DIRECTION
Copy out every line of the records where the string "Eigenname" occurs.

Some records
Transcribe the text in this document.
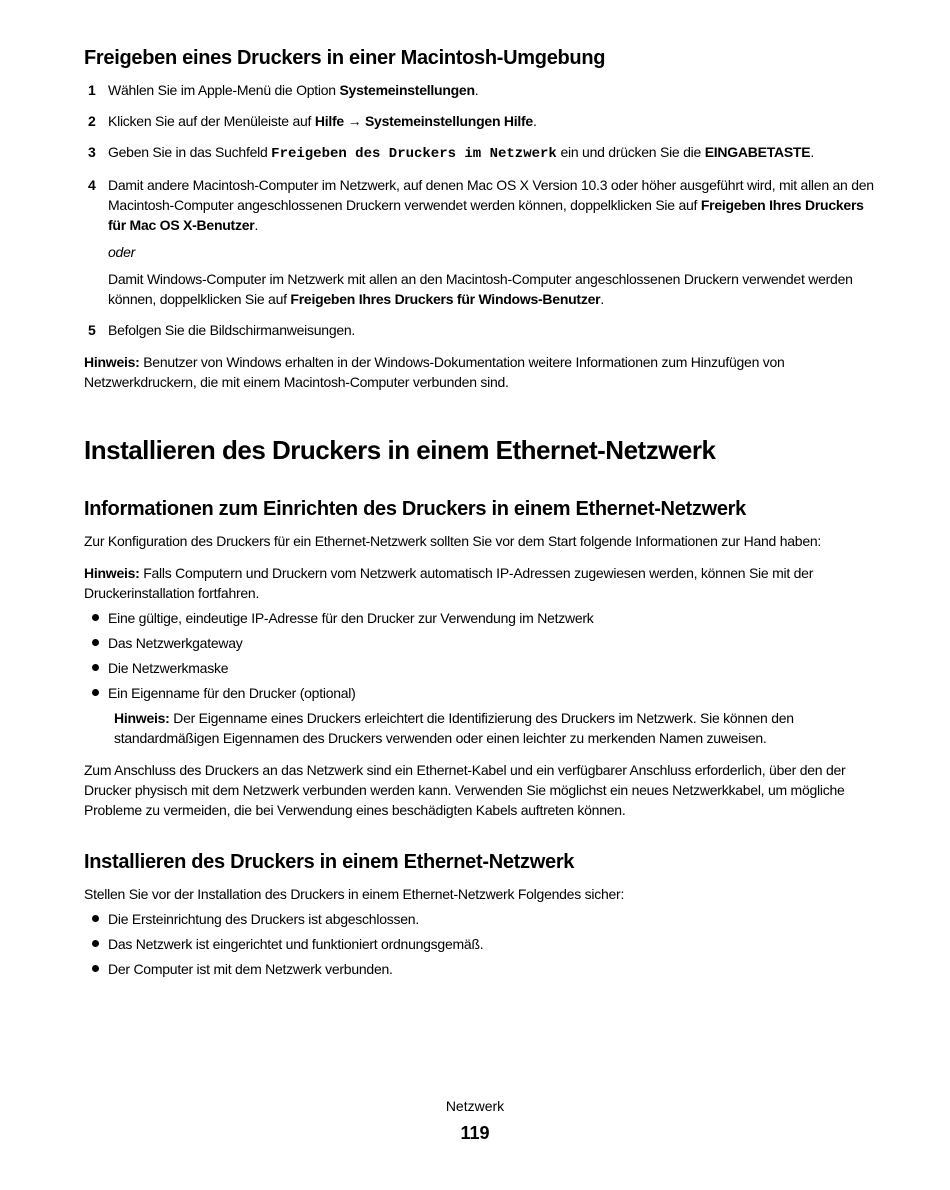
Freigeben eines Druckers in einer Macintosh-Umgebung
1 Wählen Sie im Apple-Menü die Option Systemeinstellungen.
2 Klicken Sie auf der Menüleiste auf Hilfe → Systemeinstellungen Hilfe.
3 Geben Sie in das Suchfeld Freigeben des Druckers im Netzwerk ein und drücken Sie die EINGABETASTE.
4 Damit andere Macintosh-Computer im Netzwerk, auf denen Mac OS X Version 10.3 oder höher ausgeführt wird, mit allen an den Macintosh-Computer angeschlossenen Druckern verwendet werden können, doppelklicken Sie auf Freigeben Ihres Druckers für Mac OS X-Benutzer.

oder

Damit Windows-Computer im Netzwerk mit allen an den Macintosh-Computer angeschlossenen Druckern verwendet werden können, doppelklicken Sie auf Freigeben Ihres Druckers für Windows-Benutzer.

5 Befolgen Sie die Bildschirmanweisungen.

Hinweis: Benutzer von Windows erhalten in der Windows-Dokumentation weitere Informationen zum Hinzufügen von Netzwerkdruckern, die mit einem Macintosh-Computer verbunden sind.

Installieren des Druckers in einem Ethernet-Netzwerk
Informationen zum Einrichten des Druckers in einem Ethernet-Netzwerk

Zur Konfiguration des Druckers für ein Ethernet-Netzwerk sollten Sie vor dem Start folgende Informationen zur Hand haben:

Hinweis: Falls Computern und Druckern vom Netzwerk automatisch IP-Adressen zugewiesen werden, können Sie mit der Druckerinstallation fortfahren.

Eine gültige, eindeutige IP-Adresse für den Drucker zur Verwendung im Netzwerk
Das Netzwerkgateway
Die Netzwerkmaske
Ein Eigenname für den Drucker (optional)

Hinweis: Der Eigenname eines Druckers erleichtert die Identifizierung des Druckers im Netzwerk. Sie können den standardmäßigen Eigennamen des Druckers verwenden oder einen leichter zu merkenden Namen zuweisen.

Zum Anschluss des Druckers an das Netzwerk sind ein Ethernet-Kabel und ein verfügbarer Anschluss erforderlich, über den der Drucker physisch mit dem Netzwerk verbunden werden kann. Verwenden Sie möglichst ein neues Netzwerkkabel, um mögliche Probleme zu vermeiden, die bei Verwendung eines beschädigten Kabels auftreten können.

Installieren des Druckers in einem Ethernet-Netzwerk

Stellen Sie vor der Installation des Druckers in einem Ethernet-Netzwerk Folgendes sicher:

Die Ersteinrichtung des Druckers ist abgeschlossen.
Das Netzwerk ist eingerichtet und funktioniert ordnungsgemäß.
Der Computer ist mit dem Netzwerk verbunden.
Netzwerk
119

ANSWER FOR THE TASK
Ein Eigenname für den Drucker (optional)
Hinweis: Der Eigenname eines Druckers erleichtert die Identifizierung des Druckers im Netzwerk. Sie können den standardmäßigen Eigennamen des Druckers verwenden oder einen leichter zu merkenden Namen zuweisen.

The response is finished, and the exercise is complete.